-------- The input
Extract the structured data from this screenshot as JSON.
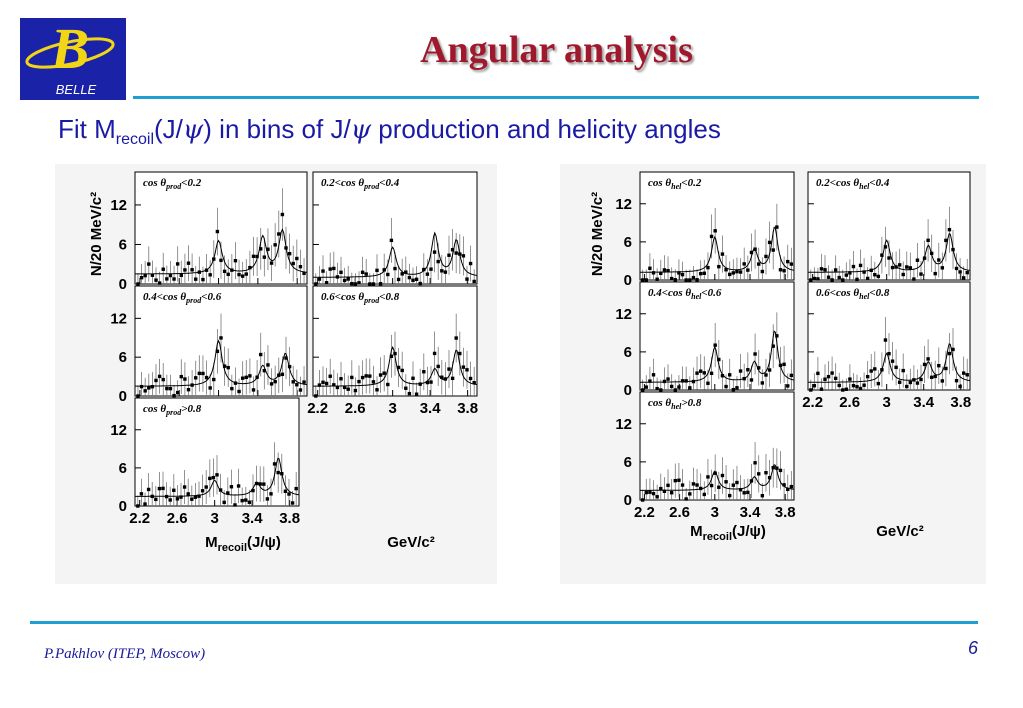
{
  "slide": {
    "title": "Angular analysis",
    "subtitle": {
      "t1": "Fit M",
      "t2": "recoil",
      "t3": "(J/",
      "psi": "ψ",
      "t4": ") in bins of J/",
      "t5": " production and helicity angles"
    },
    "footer": "P.Pakhlov (ITEP, Moscow)",
    "page_number": "6",
    "logo": {
      "mark": "B",
      "text": "BELLE"
    }
  },
  "colors": {
    "title": "#a0182c",
    "accent_rule": "#1e9fd0",
    "text_blue": "#1a1aa6",
    "logo_bg": "#1a22a8",
    "logo_letter": "#f2d515"
  },
  "chart_data": [
    {
      "type": "scatter",
      "ylabel": "N/20 MeV/c²",
      "xlabel_parts": [
        "M",
        "recoil",
        "(J/ψ)"
      ],
      "x_unit": "GeV/c²",
      "x_ticks": [
        "2.2",
        "2.6",
        "3",
        "3.4",
        "3.8"
      ],
      "y_ticks": [
        "0",
        "6",
        "12"
      ],
      "xlim": [
        2.15,
        3.9
      ],
      "ylim": [
        0,
        17
      ],
      "subplots": [
        {
          "label_parts": [
            "cos θ",
            "prod",
            "<0.2"
          ],
          "peaks": [
            [
              3.0,
              5.0
            ],
            [
              3.45,
              5.5
            ],
            [
              3.65,
              6.5
            ]
          ],
          "bg": 1.5
        },
        {
          "label_parts": [
            "0.2<cos θ",
            "prod",
            "<0.4"
          ],
          "peaks": [
            [
              3.0,
              4.5
            ],
            [
              3.45,
              6.5
            ],
            [
              3.68,
              5.5
            ]
          ],
          "bg": 1.0
        },
        {
          "label_parts": [
            "0.4<cos θ",
            "prod",
            "<0.6"
          ],
          "peaks": [
            [
              3.0,
              7.0
            ],
            [
              3.45,
              3.0
            ],
            [
              3.68,
              5.0
            ]
          ],
          "bg": 1.5
        },
        {
          "label_parts": [
            "0.6<cos θ",
            "prod",
            "<0.8"
          ],
          "peaks": [
            [
              3.0,
              6.0
            ],
            [
              3.45,
              2.5
            ],
            [
              3.68,
              5.5
            ]
          ],
          "bg": 1.5
        },
        {
          "label_parts": [
            "cos θ",
            "prod",
            ">0.8"
          ],
          "peaks": [
            [
              3.0,
              2.5
            ],
            [
              3.45,
              2.0
            ],
            [
              3.68,
              6.0
            ]
          ],
          "bg": 1.5
        }
      ]
    },
    {
      "type": "scatter",
      "ylabel": "N/20 MeV/c²",
      "xlabel_parts": [
        "M",
        "recoil",
        "(J/ψ)"
      ],
      "x_unit": "GeV/c²",
      "x_ticks": [
        "2.2",
        "2.6",
        "3",
        "3.4",
        "3.8"
      ],
      "y_ticks": [
        "0",
        "6",
        "12"
      ],
      "xlim": [
        2.15,
        3.9
      ],
      "ylim": [
        0,
        17
      ],
      "subplots": [
        {
          "label_parts": [
            "cos θ",
            "hel",
            "<0.2"
          ],
          "peaks": [
            [
              3.0,
              5.5
            ],
            [
              3.45,
              3.5
            ],
            [
              3.68,
              7.0
            ]
          ],
          "bg": 1.2
        },
        {
          "label_parts": [
            "0.2<cos θ",
            "hel",
            "<0.4"
          ],
          "peaks": [
            [
              3.0,
              5.0
            ],
            [
              3.45,
              4.0
            ],
            [
              3.68,
              6.0
            ]
          ],
          "bg": 1.2
        },
        {
          "label_parts": [
            "0.4<cos θ",
            "hel",
            "<0.6"
          ],
          "peaks": [
            [
              3.0,
              5.5
            ],
            [
              3.45,
              3.0
            ],
            [
              3.68,
              8.0
            ]
          ],
          "bg": 1.2
        },
        {
          "label_parts": [
            "0.6<cos θ",
            "hel",
            "<0.8"
          ],
          "peaks": [
            [
              3.0,
              4.5
            ],
            [
              3.45,
              3.0
            ],
            [
              3.68,
              6.0
            ]
          ],
          "bg": 1.2
        },
        {
          "label_parts": [
            "cos θ",
            "hel",
            ">0.8"
          ],
          "peaks": [
            [
              3.0,
              3.0
            ],
            [
              3.45,
              2.0
            ],
            [
              3.68,
              4.0
            ]
          ],
          "bg": 1.5
        }
      ]
    }
  ]
}
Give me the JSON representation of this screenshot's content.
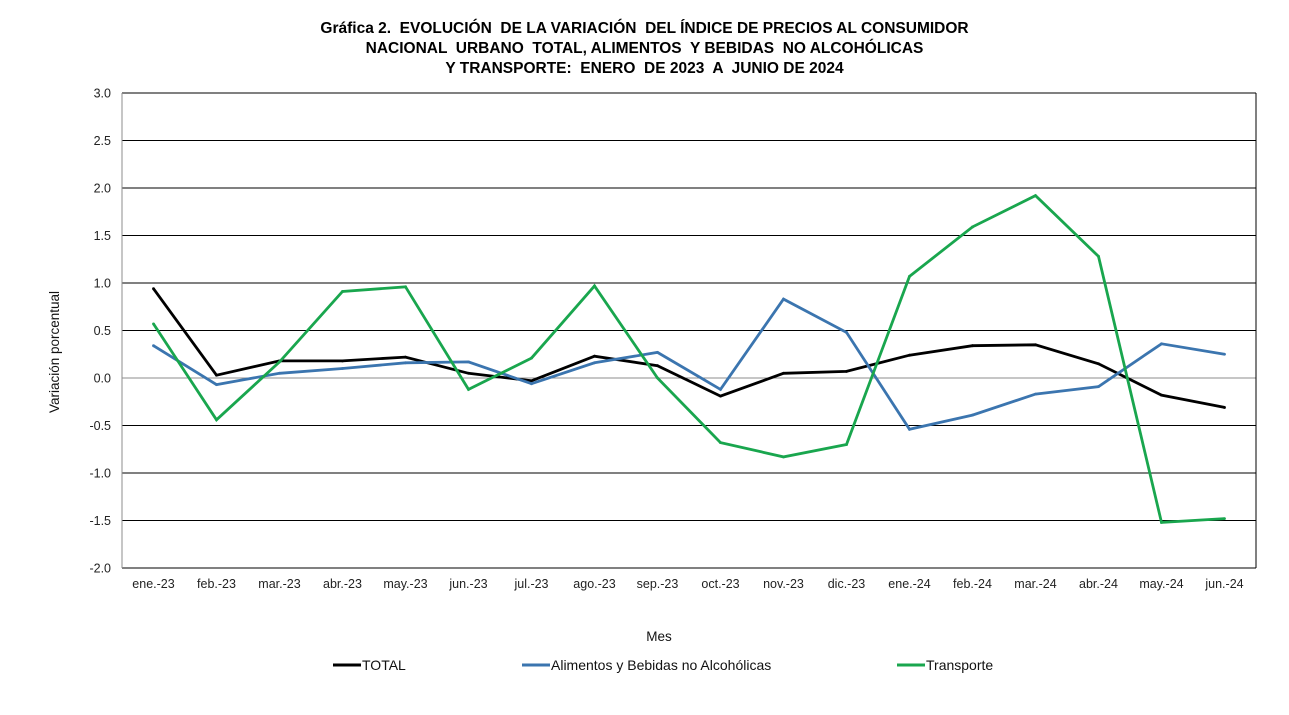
{
  "chart_data": {
    "type": "line",
    "title": [
      "Gráfica 2.  EVOLUCIÓN  DE LA VARIACIÓN  DEL ÍNDICE DE PRECIOS AL CONSUMIDOR",
      "NACIONAL  URBANO  TOTAL, ALIMENTOS  Y BEBIDAS  NO ALCOHÓLICAS",
      "Y TRANSPORTE:  ENERO  DE 2023  A  JUNIO DE 2024"
    ],
    "xlabel": "Mes",
    "ylabel": "Variación  porcentual",
    "ylim": [
      -2.0,
      3.0
    ],
    "yticks": [
      "3.0",
      "2.5",
      "2.0",
      "1.5",
      "1.0",
      "0.5",
      "0.0",
      "-0.5",
      "-1.0",
      "-1.5",
      "-2.0"
    ],
    "ytick_values": [
      3.0,
      2.5,
      2.0,
      1.5,
      1.0,
      0.5,
      0.0,
      -0.5,
      -1.0,
      -1.5,
      -2.0
    ],
    "grid": true,
    "legend_position": "bottom",
    "categories": [
      "ene.-23",
      "feb.-23",
      "mar.-23",
      "abr.-23",
      "may.-23",
      "jun.-23",
      "jul.-23",
      "ago.-23",
      "sep.-23",
      "oct.-23",
      "nov.-23",
      "dic.-23",
      "ene.-24",
      "feb.-24",
      "mar.-24",
      "abr.-24",
      "may.-24",
      "jun.-24"
    ],
    "series": [
      {
        "name": "TOTAL",
        "color": "#000000",
        "values": [
          0.94,
          0.03,
          0.18,
          0.18,
          0.22,
          0.05,
          -0.03,
          0.23,
          0.13,
          -0.19,
          0.05,
          0.07,
          0.24,
          0.34,
          0.35,
          0.15,
          -0.18,
          -0.31
        ]
      },
      {
        "name": "Alimentos y Bebidas no Alcohólicas",
        "color": "#3b75af",
        "values": [
          0.34,
          -0.07,
          0.05,
          0.1,
          0.16,
          0.17,
          -0.06,
          0.16,
          0.27,
          -0.12,
          0.83,
          0.48,
          -0.54,
          -0.39,
          -0.17,
          -0.09,
          0.36,
          0.25
        ]
      },
      {
        "name": "Transporte",
        "color": "#19a64e",
        "values": [
          0.57,
          -0.44,
          0.17,
          0.91,
          0.96,
          -0.12,
          0.21,
          0.97,
          0.0,
          -0.68,
          -0.83,
          -0.7,
          1.07,
          1.59,
          1.92,
          1.28,
          -1.52,
          -1.48
        ]
      }
    ]
  }
}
----------------
▶ _Objective_
Transcribe every entry word for word, but skip the pictures.

▶ _Written response_
Extract the structured data from this screenshot as JSON.
{
  "slide": {
    "title": "Angular analysis",
    "subtitle": {
      "t1": "Fit M",
      "t2": "recoil",
      "t3": "(J/",
      "psi": "ψ",
      "t4": ") in bins of J/",
      "t5": " production and helicity angles"
    },
    "footer": "P.Pakhlov (ITEP, Moscow)",
    "page_number": "6",
    "logo": {
      "mark": "B",
      "text": "BELLE"
    }
  },
  "colors": {
    "title": "#a0182c",
    "accent_rule": "#1e9fd0",
    "text_blue": "#1a1aa6",
    "logo_bg": "#1a22a8",
    "logo_letter": "#f2d515"
  },
  "chart_data": [
    {
      "type": "scatter",
      "ylabel": "N/20 MeV/c²",
      "xlabel_parts": [
        "M",
        "recoil",
        "(J/ψ)"
      ],
      "x_unit": "GeV/c²",
      "x_ticks": [
        "2.2",
        "2.6",
        "3",
        "3.4",
        "3.8"
      ],
      "y_ticks": [
        "0",
        "6",
        "12"
      ],
      "xlim": [
        2.15,
        3.9
      ],
      "ylim": [
        0,
        17
      ],
      "subplots": [
        {
          "label_parts": [
            "cos θ",
            "prod",
            "<0.2"
          ],
          "peaks": [
            [
              3.0,
              5.0
            ],
            [
              3.45,
              5.5
            ],
            [
              3.65,
              6.5
            ]
          ],
          "bg": 1.5
        },
        {
          "label_parts": [
            "0.2<cos θ",
            "prod",
            "<0.4"
          ],
          "peaks": [
            [
              3.0,
              4.5
            ],
            [
              3.45,
              6.5
            ],
            [
              3.68,
              5.5
            ]
          ],
          "bg": 1.0
        },
        {
          "label_parts": [
            "0.4<cos θ",
            "prod",
            "<0.6"
          ],
          "peaks": [
            [
              3.0,
              7.0
            ],
            [
              3.45,
              3.0
            ],
            [
              3.68,
              5.0
            ]
          ],
          "bg": 1.5
        },
        {
          "label_parts": [
            "0.6<cos θ",
            "prod",
            "<0.8"
          ],
          "peaks": [
            [
              3.0,
              6.0
            ],
            [
              3.45,
              2.5
            ],
            [
              3.68,
              5.5
            ]
          ],
          "bg": 1.5
        },
        {
          "label_parts": [
            "cos θ",
            "prod",
            ">0.8"
          ],
          "peaks": [
            [
              3.0,
              2.5
            ],
            [
              3.45,
              2.0
            ],
            [
              3.68,
              6.0
            ]
          ],
          "bg": 1.5
        }
      ]
    },
    {
      "type": "scatter",
      "ylabel": "N/20 MeV/c²",
      "xlabel_parts": [
        "M",
        "recoil",
        "(J/ψ)"
      ],
      "x_unit": "GeV/c²",
      "x_ticks": [
        "2.2",
        "2.6",
        "3",
        "3.4",
        "3.8"
      ],
      "y_ticks": [
        "0",
        "6",
        "12"
      ],
      "xlim": [
        2.15,
        3.9
      ],
      "ylim": [
        0,
        17
      ],
      "subplots": [
        {
          "label_parts": [
            "cos θ",
            "hel",
            "<0.2"
          ],
          "peaks": [
            [
              3.0,
              5.5
            ],
            [
              3.45,
              3.5
            ],
            [
              3.68,
              7.0
            ]
          ],
          "bg": 1.2
        },
        {
          "label_parts": [
            "0.2<cos θ",
            "hel",
            "<0.4"
          ],
          "peaks": [
            [
              3.0,
              5.0
            ],
            [
              3.45,
              4.0
            ],
            [
              3.68,
              6.0
            ]
          ],
          "bg": 1.2
        },
        {
          "label_parts": [
            "0.4<cos θ",
            "hel",
            "<0.6"
          ],
          "peaks": [
            [
              3.0,
              5.5
            ],
            [
              3.45,
              3.0
            ],
            [
              3.68,
              8.0
            ]
          ],
          "bg": 1.2
        },
        {
          "label_parts": [
            "0.6<cos θ",
            "hel",
            "<0.8"
          ],
          "peaks": [
            [
              3.0,
              4.5
            ],
            [
              3.45,
              3.0
            ],
            [
              3.68,
              6.0
            ]
          ],
          "bg": 1.2
        },
        {
          "label_parts": [
            "cos θ",
            "hel",
            ">0.8"
          ],
          "peaks": [
            [
              3.0,
              3.0
            ],
            [
              3.45,
              2.0
            ],
            [
              3.68,
              4.0
            ]
          ],
          "bg": 1.5
        }
      ]
    }
  ]
}
Give me the JSON representation of this screenshot's content.
{
  "chart_data": {
    "type": "line",
    "title": [
      "Gráfica 2.  EVOLUCIÓN  DE LA VARIACIÓN  DEL ÍNDICE DE PRECIOS AL CONSUMIDOR",
      "NACIONAL  URBANO  TOTAL, ALIMENTOS  Y BEBIDAS  NO ALCOHÓLICAS",
      "Y TRANSPORTE:  ENERO  DE 2023  A  JUNIO DE 2024"
    ],
    "xlabel": "Mes",
    "ylabel": "Variación  porcentual",
    "ylim": [
      -2.0,
      3.0
    ],
    "yticks": [
      "3.0",
      "2.5",
      "2.0",
      "1.5",
      "1.0",
      "0.5",
      "0.0",
      "-0.5",
      "-1.0",
      "-1.5",
      "-2.0"
    ],
    "ytick_values": [
      3.0,
      2.5,
      2.0,
      1.5,
      1.0,
      0.5,
      0.0,
      -0.5,
      -1.0,
      -1.5,
      -2.0
    ],
    "grid": true,
    "legend_position": "bottom",
    "categories": [
      "ene.-23",
      "feb.-23",
      "mar.-23",
      "abr.-23",
      "may.-23",
      "jun.-23",
      "jul.-23",
      "ago.-23",
      "sep.-23",
      "oct.-23",
      "nov.-23",
      "dic.-23",
      "ene.-24",
      "feb.-24",
      "mar.-24",
      "abr.-24",
      "may.-24",
      "jun.-24"
    ],
    "series": [
      {
        "name": "TOTAL",
        "color": "#000000",
        "values": [
          0.94,
          0.03,
          0.18,
          0.18,
          0.22,
          0.05,
          -0.03,
          0.23,
          0.13,
          -0.19,
          0.05,
          0.07,
          0.24,
          0.34,
          0.35,
          0.15,
          -0.18,
          -0.31
        ]
      },
      {
        "name": "Alimentos y Bebidas no Alcohólicas",
        "color": "#3b75af",
        "values": [
          0.34,
          -0.07,
          0.05,
          0.1,
          0.16,
          0.17,
          -0.06,
          0.16,
          0.27,
          -0.12,
          0.83,
          0.48,
          -0.54,
          -0.39,
          -0.17,
          -0.09,
          0.36,
          0.25
        ]
      },
      {
        "name": "Transporte",
        "color": "#19a64e",
        "values": [
          0.57,
          -0.44,
          0.17,
          0.91,
          0.96,
          -0.12,
          0.21,
          0.97,
          0.0,
          -0.68,
          -0.83,
          -0.7,
          1.07,
          1.59,
          1.92,
          1.28,
          -1.52,
          -1.48
        ]
      }
    ]
  }
}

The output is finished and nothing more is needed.